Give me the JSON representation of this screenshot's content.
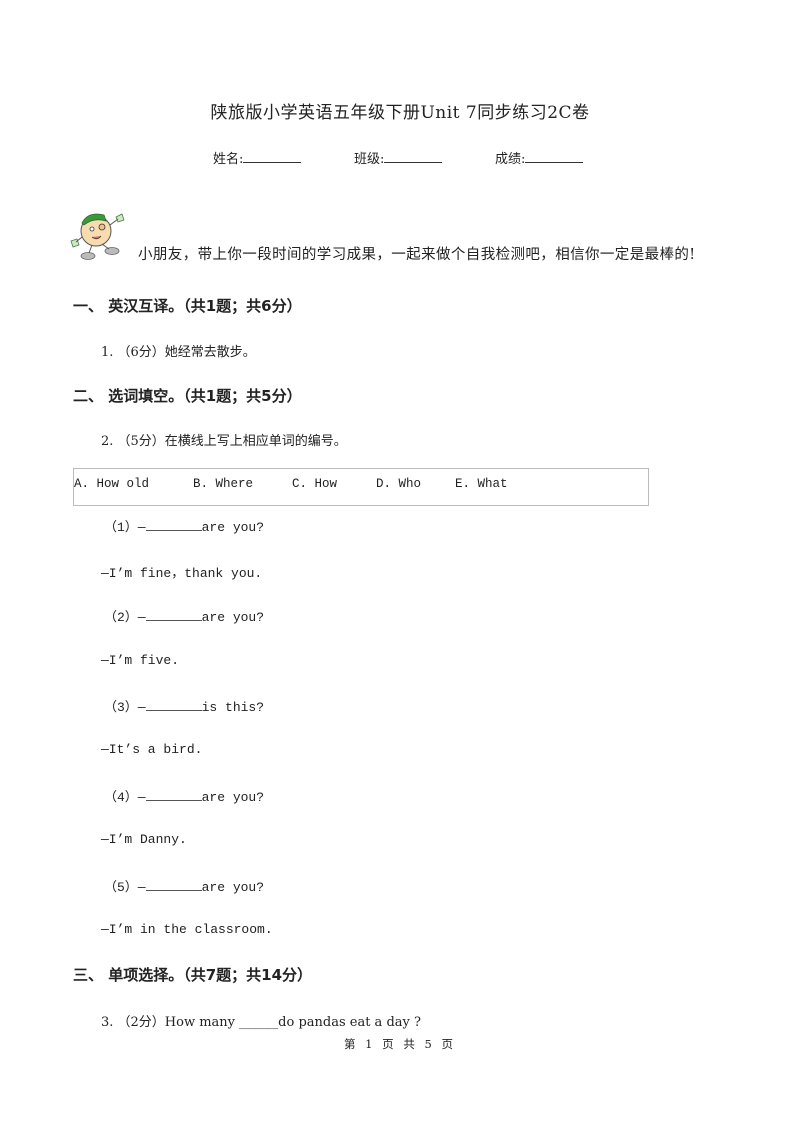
{
  "header": {
    "title": "陕旅版小学英语五年级下册Unit 7同步练习2C卷",
    "fields": [
      {
        "label": "姓名:"
      },
      {
        "label": "班级:"
      },
      {
        "label": "成绩:"
      }
    ]
  },
  "intro": {
    "mascot": "cartoon-boy-icon",
    "text": "小朋友，带上你一段时间的学习成果，一起来做个自我检测吧，相信你一定是最棒的!"
  },
  "sections": [
    {
      "heading": "一、  英汉互译。（共1题；共6分）",
      "questions": [
        {
          "text": "1.  （6分）她经常去散步。"
        }
      ]
    },
    {
      "heading": "二、  选词填空。（共1题；共5分）",
      "questions": [
        {
          "text": "2.  （5分）在横线上写上相应单词的编号。",
          "options": [
            "A. How old",
            "B. Where",
            "C. How",
            "D. Who",
            "E. What"
          ],
          "items": [
            {
              "prefix": "（1）—",
              "suffix": "are you?",
              "answer": "—I’m fine，thank you."
            },
            {
              "prefix": "（2）—",
              "suffix": "are you?",
              "answer": "—I’m five."
            },
            {
              "prefix": "（3）—",
              "suffix": "is this?",
              "answer": "—It’s a bird."
            },
            {
              "prefix": "（4）—",
              "suffix": "are you?",
              "answer": "—I’m Danny."
            },
            {
              "prefix": "（5）—",
              "suffix": "are you?",
              "answer": "—I’m in the classroom."
            }
          ]
        }
      ]
    },
    {
      "heading": "三、  单项选择。（共7题；共14分）",
      "questions": [
        {
          "text": "3.  （2分）How many ______do pandas eat a day ?"
        }
      ]
    }
  ],
  "footer": {
    "page_label": "第 1 页 共 5 页"
  }
}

^^^^

[GOAL OF THE EXERCISE]
Extract all lines containing the word "heading".

[SOLUTION FOR THIS EXERCISE]
      "heading": "一、  英汉互译。（共1题；共6分）",
      "heading": "二、  选词填空。（共1题；共5分）",
      "heading": "三、  单项选择。（共7题；共14分）",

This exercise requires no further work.